Source text

One of the Rev. George Collison's other students, Isaac Phillips, was involved in a trial at The Old Bailey. In 1822 he gave evidence against James Hamilton, a local painter and decorator who had returned to george Collisons house and college after carrying out refurbishments, to steal Isaac Phillips' purse containing fifty sovereigns. At that date such a considerable theft might have attracted a capital punishment, but the defendant appealed to the Rev. George Collison to save his life. He was found guilty of stealing and imprisoned for one year.

==George Collison II==

The Rev. George Collison had one daughter, Hannah; and a son, George Collison II. George II took up his father's previous occupation – law – and became Secretary and Registrar of the Abney Park Cemetery Company when it was founded in the late 1830s; he is considered to be the cemetery's founder. It was his initial research, including a visit to Massachusetts to observe the New World's non-denominational approach to cemetery design at Mount Auburn, and a study of London burial statistics designed to show a sufficiency of income from burials to maintain Abney Park as a historic parkland, that enabled his project to succeed. His close links to wealthy City Congregationalists, and to Congregational Ministers, also enabled him to form an unusually like-minded group of backers to launch and finance the venture.

All of the founders of the Abney Park Cemetery joint stock company were, like Collison, Congregationalists. The Congregationalists of London were already familiar with leading an avowedly non-denominational enterprise promoted largely by Congregationalists; their parallel in this regard being the London Missionary Society. George Collison II acted on behalf of the Abney Park Cemetery Joint Stock Company, to press their 'New World' idea for a garden cemetery with a unique non-denominational design philosophy similar to the Congregationalists' approach to missionary work. George worked as the client representative to guide the company's architect William Hosking and its botanist and nurseryman George Loddiges.

Tasks
[1] In the text about the Collison family, what role did George Collison II take on when the Abney Park Cemetery Company was founded?
[2] Write the next part of the text about the Collison family, picking up after its final sentence.

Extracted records
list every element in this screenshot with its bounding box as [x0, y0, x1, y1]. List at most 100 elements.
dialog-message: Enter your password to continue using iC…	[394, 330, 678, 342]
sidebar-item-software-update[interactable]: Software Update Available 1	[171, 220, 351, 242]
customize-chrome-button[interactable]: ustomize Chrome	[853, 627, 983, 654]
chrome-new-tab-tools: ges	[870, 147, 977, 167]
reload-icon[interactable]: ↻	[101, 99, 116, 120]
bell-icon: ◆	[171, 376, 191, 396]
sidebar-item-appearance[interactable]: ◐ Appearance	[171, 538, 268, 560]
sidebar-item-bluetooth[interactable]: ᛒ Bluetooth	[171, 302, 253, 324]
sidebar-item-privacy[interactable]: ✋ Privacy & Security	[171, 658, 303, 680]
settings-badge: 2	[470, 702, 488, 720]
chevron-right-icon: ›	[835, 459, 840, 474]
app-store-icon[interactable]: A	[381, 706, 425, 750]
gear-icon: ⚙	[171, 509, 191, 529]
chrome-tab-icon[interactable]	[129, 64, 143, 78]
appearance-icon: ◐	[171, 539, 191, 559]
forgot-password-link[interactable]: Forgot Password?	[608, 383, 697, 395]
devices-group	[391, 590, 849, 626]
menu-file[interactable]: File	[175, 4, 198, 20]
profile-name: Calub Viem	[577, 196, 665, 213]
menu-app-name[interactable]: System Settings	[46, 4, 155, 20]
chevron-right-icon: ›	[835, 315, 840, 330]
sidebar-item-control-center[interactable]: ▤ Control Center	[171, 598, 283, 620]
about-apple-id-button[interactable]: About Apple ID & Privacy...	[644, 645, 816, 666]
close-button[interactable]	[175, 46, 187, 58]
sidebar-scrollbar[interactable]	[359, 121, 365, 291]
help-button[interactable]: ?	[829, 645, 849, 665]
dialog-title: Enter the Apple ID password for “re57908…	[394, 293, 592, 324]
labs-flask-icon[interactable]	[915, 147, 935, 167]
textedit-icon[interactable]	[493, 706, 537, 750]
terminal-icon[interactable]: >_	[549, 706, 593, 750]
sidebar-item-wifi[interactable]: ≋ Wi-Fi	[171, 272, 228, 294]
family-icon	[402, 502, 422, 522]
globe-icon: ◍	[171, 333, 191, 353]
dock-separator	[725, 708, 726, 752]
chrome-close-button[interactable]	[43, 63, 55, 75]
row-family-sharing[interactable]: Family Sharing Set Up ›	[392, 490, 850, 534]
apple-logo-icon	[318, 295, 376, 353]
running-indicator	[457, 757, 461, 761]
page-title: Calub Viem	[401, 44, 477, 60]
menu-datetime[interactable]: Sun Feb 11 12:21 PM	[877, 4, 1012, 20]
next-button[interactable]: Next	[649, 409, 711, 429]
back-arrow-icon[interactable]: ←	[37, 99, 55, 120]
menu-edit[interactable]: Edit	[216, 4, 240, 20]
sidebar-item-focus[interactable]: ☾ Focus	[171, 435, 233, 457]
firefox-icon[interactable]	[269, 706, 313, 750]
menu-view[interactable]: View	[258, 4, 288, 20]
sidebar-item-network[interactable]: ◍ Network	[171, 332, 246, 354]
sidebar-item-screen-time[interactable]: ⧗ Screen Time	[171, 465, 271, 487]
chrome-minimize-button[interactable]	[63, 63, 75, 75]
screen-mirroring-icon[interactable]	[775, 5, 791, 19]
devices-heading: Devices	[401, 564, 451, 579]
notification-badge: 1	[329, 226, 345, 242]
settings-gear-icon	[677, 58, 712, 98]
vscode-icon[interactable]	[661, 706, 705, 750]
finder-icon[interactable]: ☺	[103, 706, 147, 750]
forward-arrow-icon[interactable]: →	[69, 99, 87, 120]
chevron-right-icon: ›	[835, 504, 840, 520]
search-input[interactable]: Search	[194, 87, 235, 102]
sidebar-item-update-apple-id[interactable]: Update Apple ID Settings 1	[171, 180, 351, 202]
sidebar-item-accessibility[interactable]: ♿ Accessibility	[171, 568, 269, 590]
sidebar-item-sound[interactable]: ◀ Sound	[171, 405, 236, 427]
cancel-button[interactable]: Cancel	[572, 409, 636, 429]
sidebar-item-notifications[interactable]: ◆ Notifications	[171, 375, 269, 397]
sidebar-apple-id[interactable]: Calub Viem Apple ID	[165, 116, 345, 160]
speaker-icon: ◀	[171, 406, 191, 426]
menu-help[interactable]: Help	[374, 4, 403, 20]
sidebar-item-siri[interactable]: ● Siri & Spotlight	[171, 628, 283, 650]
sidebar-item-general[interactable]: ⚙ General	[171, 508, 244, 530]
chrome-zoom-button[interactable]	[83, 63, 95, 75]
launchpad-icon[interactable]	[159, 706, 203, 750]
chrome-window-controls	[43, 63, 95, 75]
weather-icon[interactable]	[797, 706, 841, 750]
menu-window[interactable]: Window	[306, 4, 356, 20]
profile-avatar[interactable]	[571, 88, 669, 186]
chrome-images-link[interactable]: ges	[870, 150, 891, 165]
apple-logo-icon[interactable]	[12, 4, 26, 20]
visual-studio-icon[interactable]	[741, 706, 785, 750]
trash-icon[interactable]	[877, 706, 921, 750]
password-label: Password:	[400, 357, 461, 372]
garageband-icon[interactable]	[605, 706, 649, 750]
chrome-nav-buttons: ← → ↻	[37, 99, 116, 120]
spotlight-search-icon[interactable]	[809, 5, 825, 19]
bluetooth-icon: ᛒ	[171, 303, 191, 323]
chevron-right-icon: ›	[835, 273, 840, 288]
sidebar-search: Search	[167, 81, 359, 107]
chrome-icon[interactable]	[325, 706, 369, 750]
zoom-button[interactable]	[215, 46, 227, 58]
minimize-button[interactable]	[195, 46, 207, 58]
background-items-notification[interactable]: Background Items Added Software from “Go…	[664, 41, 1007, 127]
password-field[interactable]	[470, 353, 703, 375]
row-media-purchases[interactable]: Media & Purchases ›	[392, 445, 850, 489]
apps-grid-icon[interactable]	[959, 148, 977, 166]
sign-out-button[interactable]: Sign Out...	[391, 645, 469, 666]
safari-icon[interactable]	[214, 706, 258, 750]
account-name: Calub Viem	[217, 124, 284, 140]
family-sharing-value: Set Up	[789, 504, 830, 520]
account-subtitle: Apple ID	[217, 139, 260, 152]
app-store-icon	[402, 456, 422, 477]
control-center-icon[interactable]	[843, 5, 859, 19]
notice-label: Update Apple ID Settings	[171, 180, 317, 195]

Answers for each item
[1] He became the company's Secretary and Registrar.

[2]
Underpinning his philosophical and urban design ideas, was George Collison's studies of the cemeteries of Europe and, more importantly of North America. His ideas were new to European cemetery design; influenced partly by Mount Auburn Cemetery near Boston in Massachusetts which he visited in the 1830s. In the 1860s the cemetery's chaplain Thomas Barker was to write of the cemetery as 'sweet Abney' echoing the well-known poem 'Sweet Auburn' and adding that 'it is a spot of rare, if not unsurpassed loveliness; as a resting-place for the good it is indeed the most picturesque'. More directly, in 1840, George Collison himself wrote that: 'Mount Auburn, near Boston... may be considered a kind of prototype of the rest, is an object of transcendent interest to the traveller, and, is in a great degree similar to our own cemetery at Abney Park'. This remark about the weight Collison accorded to Mount Auburn Cemetery, together with Collison's wider cemetery studies, were collated and published in his methodical review and reflection entitled:
- Cemetery Interment...Descriptions of Pere la Chaise, the Eastern Cemeteries, And those of America.. and more particularly of the Abney Park Cemetery Company 1840.
This learned volume set out a meticulous listing of all the trees and shrubs commissioned for the Abney Park A to Z Arboretum, and for ornamental beds around the chapel, and for its rosarium of over one thousand cultivars, varieties and species; together with a potential design for a monument to commemorate the life of Dr Isaac Watts whose association with the Abney estate had been a principal motivation for Collison's commercial cemetery scheme, which appears to an extent to have become a vehicle to finance the preservation of, and public access to, the revered Abney Park.

George Collison II was a keen promoter of there being a commemorative statue to Isaac Watts in London, and helped establish a committee to take the idea forwards. An early design was illustrated as the frontispiece to above book; and an eventual design by Edward Hodges Baily was adopted in 1844/5 with the support of city and religious philanthropists, but by this date George Collison had left the cemetery company in which he had formerly been so closely involved; he appears to have moved to Tenby by 1861 and died at Hereford in 1867.